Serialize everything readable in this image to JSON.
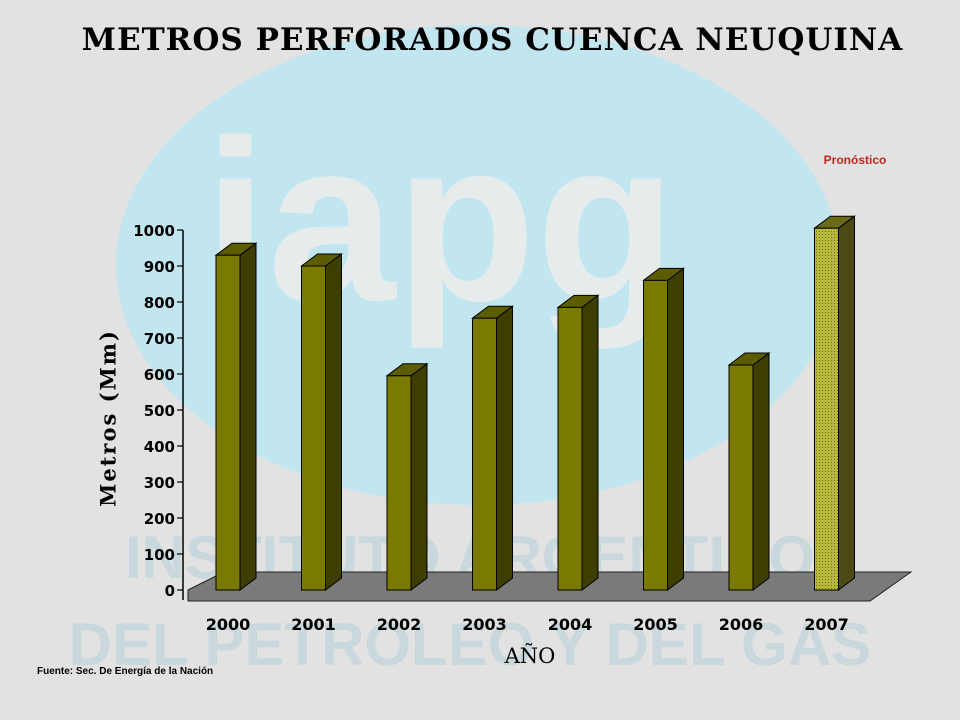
{
  "title": "METROS PERFORADOS CUENCA NEUQUINA",
  "forecast_label": "Pronóstico",
  "source": "Fuente: Sec. De Energía de la Nación",
  "watermark": {
    "logo_text": "iapg",
    "line1": "INSTITUTO ARGENTINO",
    "line2": "DEL PETROLEO Y DEL GAS"
  },
  "colors": {
    "background": "#e2e2e2",
    "bar_front": "#7a7a00",
    "bar_top": "#5c5c00",
    "bar_side": "#3e3e00",
    "forecast_front": "#b8b83a",
    "forecast_side": "#4a4a12",
    "floor": "#7a7a7a",
    "forecast_text": "#c0281e",
    "watermark_ellipse": "#c2e6f0",
    "watermark_logo": "#e6ecec",
    "watermark_text": "#c9d8dc"
  },
  "chart_data": {
    "type": "bar",
    "title": "METROS PERFORADOS CUENCA NEUQUINA",
    "xlabel": "AÑO",
    "ylabel": "Metros (Mm)",
    "categories": [
      "2000",
      "2001",
      "2002",
      "2003",
      "2004",
      "2005",
      "2006",
      "2007"
    ],
    "values": [
      930,
      900,
      595,
      755,
      785,
      860,
      625,
      1005
    ],
    "forecast_categories": [
      "2007"
    ],
    "ylim": [
      0,
      1000
    ],
    "yticks": [
      0,
      100,
      200,
      300,
      400,
      500,
      600,
      700,
      800,
      900,
      1000
    ],
    "grid": false,
    "style": "3d"
  }
}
========
**PROMPT**
In the records above, collect each line with "CUENCA".

**RESULT OF THE EXERCISE**
  "title": "METROS PERFORADOS CUENCA NEUQUINA",
    "title": "METROS PERFORADOS CUENCA NEUQUINA",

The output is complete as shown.